● Passage to read
=-=-=
Here, for example, in the case of constructing, in the data center 15B, the same system as a system that has been constructed in the data center 15A, it is conceivable that an image of the system that has been constructed in the data center 15A is transferred to the data center 15B as represented by a dashed line (FIG. 5(7)). However, the image of the system has a large volume and a transfer load is imposed on the network if the image of the system is transferred.
On the other hand, the cloud 10 according to the present embodiment transmits the definition information of the system from the control device 12 of the data center 15A to the control device 12 of the data center 15B and causes the system to be constructed in the control device 12 of the data center 15B (FIGS. 5(4) to 5(6)). For example, in the case of constructing the same system as the system of the data center 15A in the data center 15B, the cloud 10 according to the present embodiment transmits the definition information of the system without transmitting the image of the system from the data center 15A to the data center 15B. The definition information of the system has a small volume compared with the image of the system. As a result, when causing the same system as the system constructed in the data center 15A to be constructed in the data center 15B, the control device 12 of the cloud 10 according to the present embodiment may construct the same system in the data center 15B with suppression of the transfer load. For example, the network N1 among the data centers 15 has a low communication speed, and it takes a longer time to transfer data when the amount of data is larger. The control device 12 may rapidly construct the system in the transfer destination by transmitting the definition information of the system without transmitting the image of the system.
The control device 12 of the data center 15B monitors the state of the constructed system as needed and notifies the state to the control device 12 of the data center 15A as needed.
The control device 12 of the data center 15A registers, in the management information 32, information on the package used for the construction of the system deployed in the data center 15B. Furthermore, the control device 12 of the data center 15A registers, in the management information 32, the state of the system deployed in the data center 15B, notified from the control device 12 of the data center 15B.
=-=-=
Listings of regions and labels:
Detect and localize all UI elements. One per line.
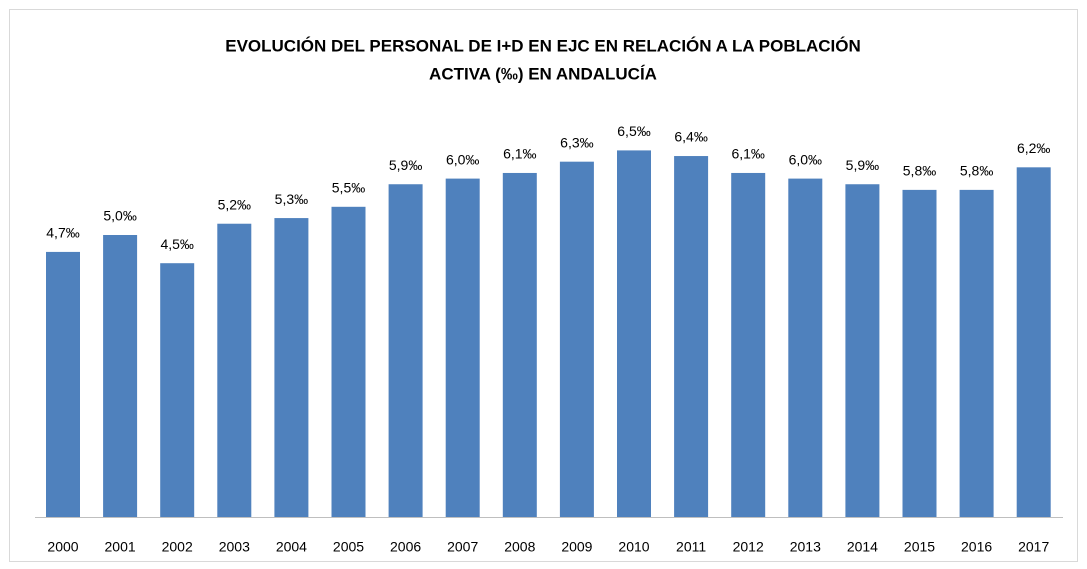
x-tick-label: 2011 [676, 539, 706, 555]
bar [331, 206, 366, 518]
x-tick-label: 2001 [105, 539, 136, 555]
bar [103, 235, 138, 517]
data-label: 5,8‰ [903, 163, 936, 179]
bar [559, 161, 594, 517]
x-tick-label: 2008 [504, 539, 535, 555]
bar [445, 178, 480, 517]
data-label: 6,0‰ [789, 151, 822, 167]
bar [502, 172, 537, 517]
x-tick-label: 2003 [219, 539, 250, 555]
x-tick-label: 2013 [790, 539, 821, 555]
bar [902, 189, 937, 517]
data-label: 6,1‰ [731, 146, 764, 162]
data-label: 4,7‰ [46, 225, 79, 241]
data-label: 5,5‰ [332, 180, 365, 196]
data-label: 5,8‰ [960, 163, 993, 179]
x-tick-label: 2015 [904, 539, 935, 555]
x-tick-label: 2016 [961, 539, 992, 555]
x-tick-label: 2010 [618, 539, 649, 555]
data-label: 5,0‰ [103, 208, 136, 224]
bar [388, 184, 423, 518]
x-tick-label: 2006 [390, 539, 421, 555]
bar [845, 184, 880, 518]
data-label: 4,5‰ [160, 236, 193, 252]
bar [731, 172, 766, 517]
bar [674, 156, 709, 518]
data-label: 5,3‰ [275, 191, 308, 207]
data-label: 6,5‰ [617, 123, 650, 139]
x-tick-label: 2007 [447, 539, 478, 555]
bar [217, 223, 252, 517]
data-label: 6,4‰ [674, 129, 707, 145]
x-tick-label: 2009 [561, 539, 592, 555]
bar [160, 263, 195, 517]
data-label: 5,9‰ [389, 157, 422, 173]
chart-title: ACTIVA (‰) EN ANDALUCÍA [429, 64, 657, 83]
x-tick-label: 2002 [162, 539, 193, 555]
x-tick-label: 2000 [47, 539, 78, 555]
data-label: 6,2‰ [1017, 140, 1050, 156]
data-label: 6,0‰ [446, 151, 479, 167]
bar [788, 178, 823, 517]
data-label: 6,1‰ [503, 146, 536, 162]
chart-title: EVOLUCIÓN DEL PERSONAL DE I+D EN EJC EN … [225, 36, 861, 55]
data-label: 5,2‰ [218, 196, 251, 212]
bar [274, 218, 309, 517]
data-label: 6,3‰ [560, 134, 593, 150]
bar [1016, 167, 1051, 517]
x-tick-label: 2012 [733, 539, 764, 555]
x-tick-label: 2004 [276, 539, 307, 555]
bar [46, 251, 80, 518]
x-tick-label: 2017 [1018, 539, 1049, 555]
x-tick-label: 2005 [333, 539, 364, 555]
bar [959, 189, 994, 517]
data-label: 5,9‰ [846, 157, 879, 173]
=-=-=
Write the next part of the passage on building the same system in data center 15B, picking up right after its last sentence.

The state of the constructed system is allowed to be referenced from the operation screen 100.
FIG. 6 is a diagram illustrating one example of an operation screen according to embodiment 1. The example of FIG. 6 represents the state in which “stack” is selected in the menu area 102. In the main area 101, the state of constructed systems is displayed. In the example of FIG. 6, it is represented that a system whose name is “web_db_A” is constructed in region A and the state of the system is the currently-running state. It is represented that a system whose name is “web_db_B” is constructed in region B and the state of the system is the currently-created state. A deletion button 130 is displayed in each of the constructed systems. When the deletion button 130 is selected, the constructed system is deleted.
<Flow of Processing>
Next, the flow of the control processing when a system is constructed in a different data center 15 in the cloud 10 according to embodiment 1 will be described in detail. FIG. 7 is a diagram for explaining one example of flow of control processing according to embodiment 1. The example of FIG. 7 represents the flow of construction of a system from the data center 15A to the data center 15B.
In the control device 12 of the data center 15A, the accepting unit 40 accepts an instruction to specify a package and construct the system in the data center 15B from the contractor terminal 13 (step S10).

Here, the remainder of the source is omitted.